#### PROBLEM TO SOLVE:
Scan the records and identify every line in which the string "JSON" occurs, then return those lines.

#####

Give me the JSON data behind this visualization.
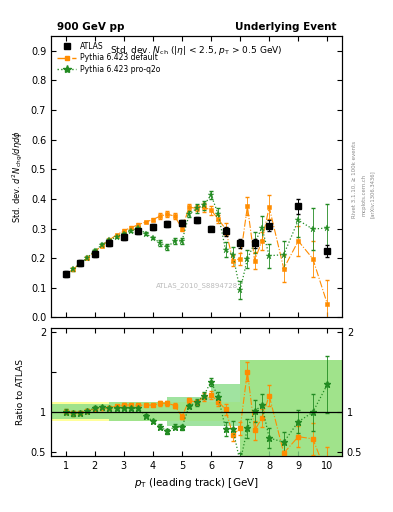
{
  "atlas_x": [
    1.0,
    1.5,
    2.0,
    2.5,
    3.0,
    3.5,
    4.0,
    4.5,
    5.0,
    5.5,
    6.0,
    6.5,
    7.0,
    7.5,
    8.0,
    9.0,
    10.0
  ],
  "atlas_y": [
    0.145,
    0.185,
    0.215,
    0.25,
    0.27,
    0.29,
    0.305,
    0.315,
    0.32,
    0.33,
    0.3,
    0.29,
    0.25,
    0.25,
    0.31,
    0.375,
    0.225
  ],
  "atlas_yerr": [
    0.01,
    0.01,
    0.01,
    0.01,
    0.01,
    0.01,
    0.01,
    0.01,
    0.01,
    0.01,
    0.01,
    0.015,
    0.015,
    0.015,
    0.02,
    0.025,
    0.02
  ],
  "pythia_def_x": [
    1.0,
    1.25,
    1.5,
    1.75,
    2.0,
    2.25,
    2.5,
    2.75,
    3.0,
    3.25,
    3.5,
    3.75,
    4.0,
    4.25,
    4.5,
    4.75,
    5.0,
    5.25,
    5.5,
    5.75,
    6.0,
    6.25,
    6.5,
    6.75,
    7.0,
    7.25,
    7.5,
    7.75,
    8.0,
    8.5,
    9.0,
    9.5,
    10.0
  ],
  "pythia_def_y": [
    0.145,
    0.162,
    0.182,
    0.202,
    0.222,
    0.242,
    0.262,
    0.278,
    0.293,
    0.303,
    0.313,
    0.322,
    0.33,
    0.342,
    0.348,
    0.342,
    0.3,
    0.372,
    0.368,
    0.372,
    0.362,
    0.332,
    0.298,
    0.192,
    0.198,
    0.375,
    0.192,
    0.258,
    0.372,
    0.165,
    0.258,
    0.198,
    0.045
  ],
  "pythia_def_yerr": [
    0.005,
    0.005,
    0.005,
    0.005,
    0.005,
    0.005,
    0.005,
    0.005,
    0.005,
    0.005,
    0.005,
    0.005,
    0.005,
    0.01,
    0.01,
    0.01,
    0.01,
    0.01,
    0.01,
    0.015,
    0.015,
    0.015,
    0.02,
    0.02,
    0.02,
    0.03,
    0.03,
    0.03,
    0.04,
    0.045,
    0.05,
    0.06,
    0.08
  ],
  "pythia_q2o_x": [
    1.0,
    1.25,
    1.5,
    1.75,
    2.0,
    2.25,
    2.5,
    2.75,
    3.0,
    3.25,
    3.5,
    3.75,
    4.0,
    4.25,
    4.5,
    4.75,
    5.0,
    5.25,
    5.5,
    5.75,
    6.0,
    6.25,
    6.5,
    6.75,
    7.0,
    7.25,
    7.5,
    7.75,
    8.0,
    8.5,
    9.0,
    9.5,
    10.0
  ],
  "pythia_q2o_y": [
    0.145,
    0.162,
    0.182,
    0.202,
    0.225,
    0.245,
    0.26,
    0.272,
    0.283,
    0.292,
    0.302,
    0.283,
    0.268,
    0.252,
    0.238,
    0.258,
    0.258,
    0.348,
    0.368,
    0.378,
    0.413,
    0.348,
    0.228,
    0.212,
    0.092,
    0.198,
    0.252,
    0.302,
    0.208,
    0.212,
    0.328,
    0.298,
    0.302
  ],
  "pythia_q2o_yerr": [
    0.005,
    0.005,
    0.005,
    0.005,
    0.005,
    0.005,
    0.005,
    0.005,
    0.005,
    0.005,
    0.005,
    0.005,
    0.005,
    0.01,
    0.01,
    0.01,
    0.01,
    0.01,
    0.015,
    0.015,
    0.015,
    0.02,
    0.025,
    0.025,
    0.03,
    0.03,
    0.035,
    0.04,
    0.04,
    0.045,
    0.055,
    0.07,
    0.08
  ],
  "atlas_color": "#000000",
  "pythia_def_color": "#ff8c00",
  "pythia_q2o_color": "#228b22",
  "ylim_main": [
    0.0,
    0.95
  ],
  "ylim_ratio": [
    0.45,
    2.05
  ],
  "xlim": [
    0.5,
    10.5
  ],
  "atlas_band_edges": [
    0.5,
    2.5,
    4.5,
    6.0,
    7.0,
    8.0,
    9.0,
    10.5
  ],
  "atlas_band_lo": [
    0.88,
    0.88,
    0.88,
    0.88,
    0.45,
    0.45,
    0.45,
    0.45
  ],
  "atlas_band_hi": [
    1.12,
    1.12,
    1.12,
    1.12,
    1.65,
    1.65,
    1.65,
    1.65
  ],
  "q2o_band_edges": [
    0.5,
    2.5,
    4.5,
    6.0,
    7.0,
    10.5
  ],
  "q2o_band_lo": [
    0.91,
    0.88,
    0.82,
    0.82,
    0.45,
    0.45
  ],
  "q2o_band_hi": [
    1.09,
    1.12,
    1.18,
    1.35,
    1.65,
    1.65
  ]
}
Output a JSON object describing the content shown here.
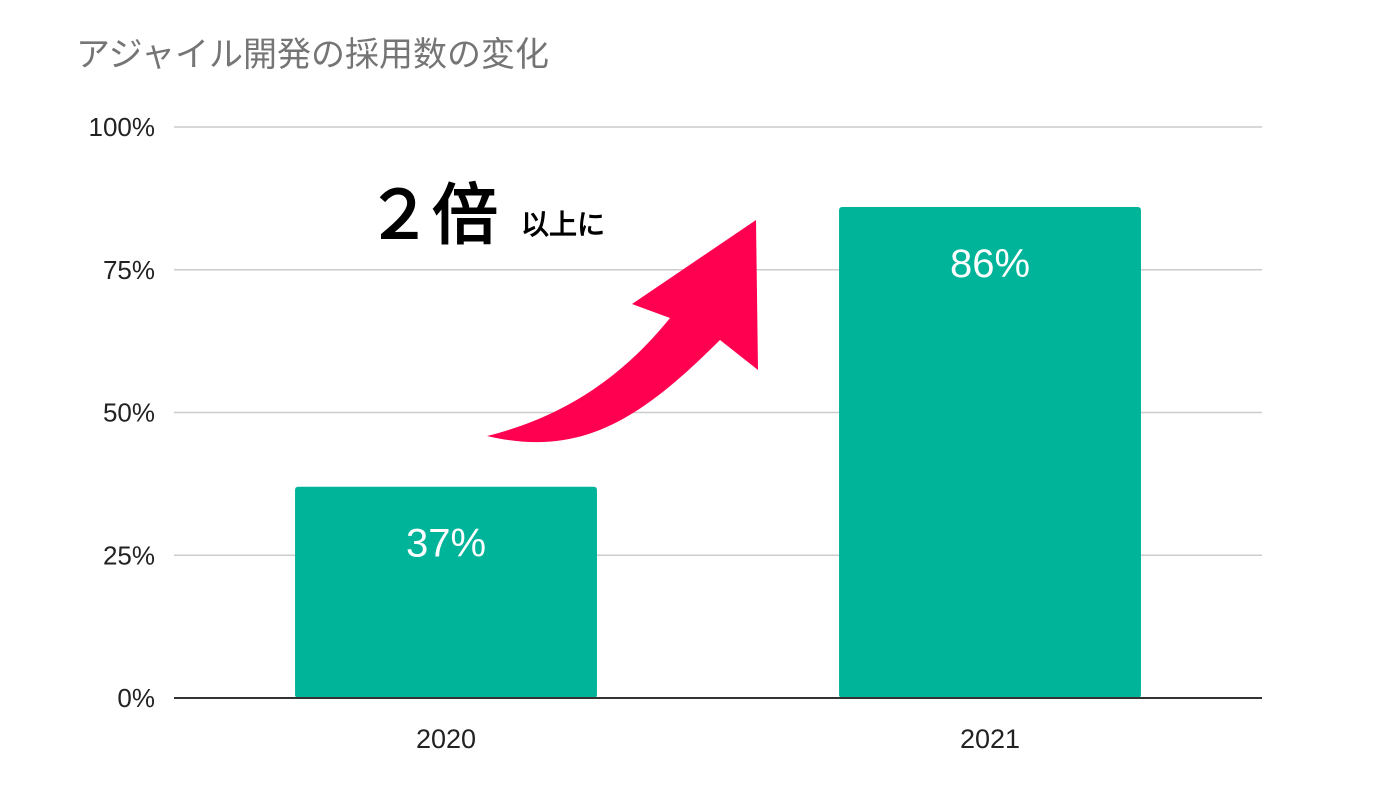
{
  "chart_data": {
    "type": "bar",
    "title": "アジャイル開発の採用数の変化",
    "categories": [
      "2020",
      "2021"
    ],
    "values": [
      37,
      86
    ],
    "data_labels": [
      "37%",
      "86%"
    ],
    "ylim": [
      0,
      100
    ],
    "yticks": [
      0,
      25,
      50,
      75,
      100
    ],
    "ytick_labels": [
      "0%",
      "25%",
      "50%",
      "75%",
      "100%"
    ],
    "grid": true,
    "legend": "none",
    "bar_color": "#00b49a",
    "annotation": {
      "big": "２倍",
      "small": "以上に",
      "arrow_color": "#ff0050"
    }
  }
}
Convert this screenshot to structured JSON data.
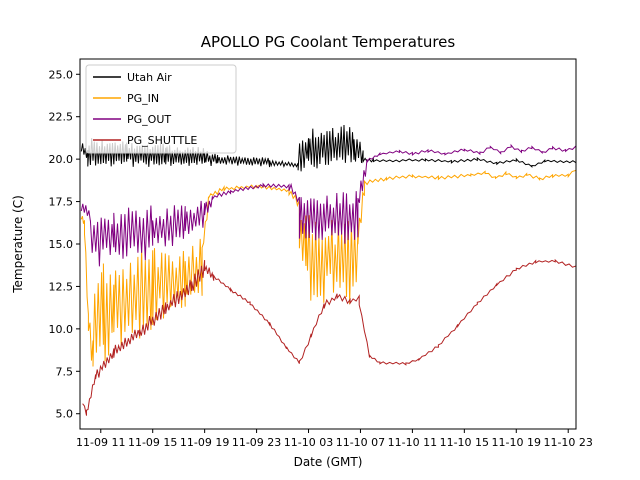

#####

#### OUTPUT:
Give me the JSON data behind this visualization.
Output a JSON object describing the content shown here.
Convert this screenshot to structured JSON data.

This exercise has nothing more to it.